▶ GOAL OF THE EXERCISE:
Copy each line that contains the word "защита".

***** EXTRACTED DATA *****

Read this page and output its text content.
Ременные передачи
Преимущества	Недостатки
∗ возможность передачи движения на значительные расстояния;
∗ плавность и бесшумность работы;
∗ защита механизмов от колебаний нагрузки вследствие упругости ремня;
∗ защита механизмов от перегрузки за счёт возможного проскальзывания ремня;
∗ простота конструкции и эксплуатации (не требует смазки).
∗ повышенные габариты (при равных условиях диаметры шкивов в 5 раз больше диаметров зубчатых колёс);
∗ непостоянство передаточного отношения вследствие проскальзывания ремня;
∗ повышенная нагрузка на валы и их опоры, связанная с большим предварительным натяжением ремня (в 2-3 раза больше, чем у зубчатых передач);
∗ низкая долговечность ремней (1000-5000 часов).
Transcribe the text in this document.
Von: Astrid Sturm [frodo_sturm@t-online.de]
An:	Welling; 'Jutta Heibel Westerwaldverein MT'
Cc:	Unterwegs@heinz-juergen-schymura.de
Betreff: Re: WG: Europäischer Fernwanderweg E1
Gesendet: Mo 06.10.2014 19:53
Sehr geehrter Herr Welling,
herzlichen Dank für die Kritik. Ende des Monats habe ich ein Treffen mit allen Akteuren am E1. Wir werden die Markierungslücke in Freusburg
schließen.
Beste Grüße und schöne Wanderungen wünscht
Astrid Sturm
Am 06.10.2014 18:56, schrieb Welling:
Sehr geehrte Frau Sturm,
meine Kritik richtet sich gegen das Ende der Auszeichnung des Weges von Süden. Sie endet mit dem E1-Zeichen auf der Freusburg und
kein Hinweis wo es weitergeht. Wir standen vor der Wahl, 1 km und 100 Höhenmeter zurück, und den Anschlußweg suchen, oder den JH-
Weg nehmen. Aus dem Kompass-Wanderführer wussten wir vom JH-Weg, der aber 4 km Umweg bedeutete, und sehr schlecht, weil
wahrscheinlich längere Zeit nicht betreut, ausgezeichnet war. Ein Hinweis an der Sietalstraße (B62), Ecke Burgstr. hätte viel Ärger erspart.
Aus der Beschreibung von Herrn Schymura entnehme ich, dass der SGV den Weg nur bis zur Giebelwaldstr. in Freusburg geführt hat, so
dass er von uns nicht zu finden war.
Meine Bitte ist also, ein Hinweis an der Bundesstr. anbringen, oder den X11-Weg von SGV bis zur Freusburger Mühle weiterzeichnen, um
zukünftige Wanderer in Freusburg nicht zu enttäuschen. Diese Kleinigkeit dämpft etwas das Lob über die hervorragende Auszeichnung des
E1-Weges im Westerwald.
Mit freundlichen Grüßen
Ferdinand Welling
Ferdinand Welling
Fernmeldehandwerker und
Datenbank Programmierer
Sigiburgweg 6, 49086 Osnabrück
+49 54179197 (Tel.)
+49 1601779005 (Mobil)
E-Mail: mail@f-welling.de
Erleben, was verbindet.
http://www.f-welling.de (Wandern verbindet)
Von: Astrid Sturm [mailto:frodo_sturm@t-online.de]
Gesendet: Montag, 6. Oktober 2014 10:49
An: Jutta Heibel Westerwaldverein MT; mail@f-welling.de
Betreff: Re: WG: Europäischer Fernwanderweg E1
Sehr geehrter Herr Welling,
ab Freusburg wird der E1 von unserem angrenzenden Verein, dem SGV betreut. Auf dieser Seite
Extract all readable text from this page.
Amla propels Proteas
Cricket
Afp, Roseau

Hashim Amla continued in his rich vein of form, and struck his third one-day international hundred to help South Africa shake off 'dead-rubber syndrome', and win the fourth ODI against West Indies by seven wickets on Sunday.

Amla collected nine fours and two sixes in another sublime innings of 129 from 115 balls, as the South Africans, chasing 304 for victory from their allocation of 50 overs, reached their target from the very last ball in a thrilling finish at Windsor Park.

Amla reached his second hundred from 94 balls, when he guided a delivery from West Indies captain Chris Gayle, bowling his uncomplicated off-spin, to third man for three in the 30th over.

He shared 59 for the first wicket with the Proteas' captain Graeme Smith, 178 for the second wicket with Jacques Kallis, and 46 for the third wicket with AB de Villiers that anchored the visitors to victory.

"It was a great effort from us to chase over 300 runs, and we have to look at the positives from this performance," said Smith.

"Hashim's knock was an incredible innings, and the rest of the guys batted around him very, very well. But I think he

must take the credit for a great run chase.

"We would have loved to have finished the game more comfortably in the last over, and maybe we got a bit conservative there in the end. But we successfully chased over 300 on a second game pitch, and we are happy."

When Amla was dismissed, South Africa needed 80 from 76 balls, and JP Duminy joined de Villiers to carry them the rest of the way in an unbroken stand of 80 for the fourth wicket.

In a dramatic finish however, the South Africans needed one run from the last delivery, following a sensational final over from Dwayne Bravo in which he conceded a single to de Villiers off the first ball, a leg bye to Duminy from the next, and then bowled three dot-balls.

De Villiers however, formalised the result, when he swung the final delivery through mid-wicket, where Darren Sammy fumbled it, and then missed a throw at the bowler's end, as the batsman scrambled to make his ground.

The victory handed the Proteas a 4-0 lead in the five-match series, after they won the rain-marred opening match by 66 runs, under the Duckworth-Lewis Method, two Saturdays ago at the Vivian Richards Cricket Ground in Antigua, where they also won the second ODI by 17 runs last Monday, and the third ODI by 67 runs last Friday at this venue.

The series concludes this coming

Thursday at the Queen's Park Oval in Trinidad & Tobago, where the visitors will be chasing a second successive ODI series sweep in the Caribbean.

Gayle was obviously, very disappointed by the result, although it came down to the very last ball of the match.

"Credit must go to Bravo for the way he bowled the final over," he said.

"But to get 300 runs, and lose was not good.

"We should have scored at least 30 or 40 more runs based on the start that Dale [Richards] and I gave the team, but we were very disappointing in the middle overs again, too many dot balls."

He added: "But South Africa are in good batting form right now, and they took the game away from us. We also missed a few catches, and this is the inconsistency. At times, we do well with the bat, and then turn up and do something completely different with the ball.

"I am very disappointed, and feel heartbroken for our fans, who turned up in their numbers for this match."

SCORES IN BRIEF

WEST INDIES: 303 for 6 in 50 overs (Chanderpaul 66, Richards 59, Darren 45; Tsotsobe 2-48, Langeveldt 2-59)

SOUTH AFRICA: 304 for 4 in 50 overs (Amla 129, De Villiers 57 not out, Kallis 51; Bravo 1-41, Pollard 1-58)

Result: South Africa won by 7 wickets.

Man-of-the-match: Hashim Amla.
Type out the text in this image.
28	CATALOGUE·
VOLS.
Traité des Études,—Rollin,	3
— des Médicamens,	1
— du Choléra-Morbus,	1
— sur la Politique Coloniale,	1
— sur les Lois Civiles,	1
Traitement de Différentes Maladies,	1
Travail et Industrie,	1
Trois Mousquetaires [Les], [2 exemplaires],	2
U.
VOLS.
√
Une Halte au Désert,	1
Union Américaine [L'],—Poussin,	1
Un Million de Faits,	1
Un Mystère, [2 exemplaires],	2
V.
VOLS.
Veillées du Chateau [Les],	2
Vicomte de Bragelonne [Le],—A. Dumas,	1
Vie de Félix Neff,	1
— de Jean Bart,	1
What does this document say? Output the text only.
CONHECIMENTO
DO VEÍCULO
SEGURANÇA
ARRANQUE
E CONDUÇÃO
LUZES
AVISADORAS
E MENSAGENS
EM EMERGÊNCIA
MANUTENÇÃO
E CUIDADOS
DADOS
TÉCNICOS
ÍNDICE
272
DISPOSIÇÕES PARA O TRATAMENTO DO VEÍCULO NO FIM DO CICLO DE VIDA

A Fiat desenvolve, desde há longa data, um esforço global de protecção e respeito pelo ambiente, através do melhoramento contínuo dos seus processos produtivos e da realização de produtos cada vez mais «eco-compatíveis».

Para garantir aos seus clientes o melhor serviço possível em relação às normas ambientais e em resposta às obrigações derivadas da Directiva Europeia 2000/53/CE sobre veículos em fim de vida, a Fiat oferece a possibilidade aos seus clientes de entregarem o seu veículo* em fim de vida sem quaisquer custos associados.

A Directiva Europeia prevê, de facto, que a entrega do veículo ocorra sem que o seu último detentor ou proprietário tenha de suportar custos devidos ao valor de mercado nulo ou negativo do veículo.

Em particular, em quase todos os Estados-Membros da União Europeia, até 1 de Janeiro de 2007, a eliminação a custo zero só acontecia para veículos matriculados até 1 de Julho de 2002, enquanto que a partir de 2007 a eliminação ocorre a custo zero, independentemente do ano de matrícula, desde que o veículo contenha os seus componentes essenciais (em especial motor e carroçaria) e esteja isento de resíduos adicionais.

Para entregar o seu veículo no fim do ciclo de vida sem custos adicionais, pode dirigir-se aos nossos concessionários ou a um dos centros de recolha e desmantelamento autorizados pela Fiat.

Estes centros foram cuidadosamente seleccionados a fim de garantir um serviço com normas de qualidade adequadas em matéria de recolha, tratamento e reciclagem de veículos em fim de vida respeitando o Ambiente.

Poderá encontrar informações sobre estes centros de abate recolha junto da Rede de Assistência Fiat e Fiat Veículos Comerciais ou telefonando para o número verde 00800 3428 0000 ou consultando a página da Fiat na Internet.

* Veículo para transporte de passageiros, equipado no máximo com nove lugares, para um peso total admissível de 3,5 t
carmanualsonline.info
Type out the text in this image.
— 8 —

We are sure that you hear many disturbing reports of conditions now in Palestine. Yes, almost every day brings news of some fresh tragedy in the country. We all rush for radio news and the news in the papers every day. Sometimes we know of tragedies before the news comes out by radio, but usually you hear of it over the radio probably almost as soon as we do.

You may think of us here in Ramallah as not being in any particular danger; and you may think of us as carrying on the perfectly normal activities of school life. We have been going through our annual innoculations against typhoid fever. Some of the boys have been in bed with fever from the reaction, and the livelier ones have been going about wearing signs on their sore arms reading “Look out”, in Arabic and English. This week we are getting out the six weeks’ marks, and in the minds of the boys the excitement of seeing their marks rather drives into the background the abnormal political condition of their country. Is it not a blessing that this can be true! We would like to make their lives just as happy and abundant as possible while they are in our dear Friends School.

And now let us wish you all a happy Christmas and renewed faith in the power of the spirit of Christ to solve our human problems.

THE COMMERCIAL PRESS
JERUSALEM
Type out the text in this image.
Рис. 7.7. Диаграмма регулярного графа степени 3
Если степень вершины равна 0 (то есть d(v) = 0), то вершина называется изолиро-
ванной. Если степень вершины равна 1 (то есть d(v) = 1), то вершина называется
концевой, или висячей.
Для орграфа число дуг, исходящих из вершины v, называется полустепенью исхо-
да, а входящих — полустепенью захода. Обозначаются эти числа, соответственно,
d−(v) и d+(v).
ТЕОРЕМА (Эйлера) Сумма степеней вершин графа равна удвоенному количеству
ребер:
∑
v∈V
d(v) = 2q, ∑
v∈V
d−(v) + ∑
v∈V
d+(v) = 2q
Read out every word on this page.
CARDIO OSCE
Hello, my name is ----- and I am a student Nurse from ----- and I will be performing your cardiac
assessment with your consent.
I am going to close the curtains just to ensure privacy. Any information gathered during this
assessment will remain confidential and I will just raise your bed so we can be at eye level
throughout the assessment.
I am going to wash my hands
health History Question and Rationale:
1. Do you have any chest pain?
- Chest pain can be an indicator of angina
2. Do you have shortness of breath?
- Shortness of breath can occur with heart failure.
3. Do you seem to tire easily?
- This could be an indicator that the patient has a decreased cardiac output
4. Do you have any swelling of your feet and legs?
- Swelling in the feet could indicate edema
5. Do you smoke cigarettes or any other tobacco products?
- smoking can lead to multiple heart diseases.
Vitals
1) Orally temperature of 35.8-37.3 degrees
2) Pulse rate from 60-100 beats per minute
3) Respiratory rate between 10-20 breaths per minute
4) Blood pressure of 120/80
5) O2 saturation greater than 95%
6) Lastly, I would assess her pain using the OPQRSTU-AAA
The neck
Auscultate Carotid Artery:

*****

▶ RESULT OF THIS EXERCISE:
∗ защита механизмов от колебаний нагрузки вследствие упругости ремня;
∗ защита механизмов от перегрузки за счёт возможного проскальзывания ремня;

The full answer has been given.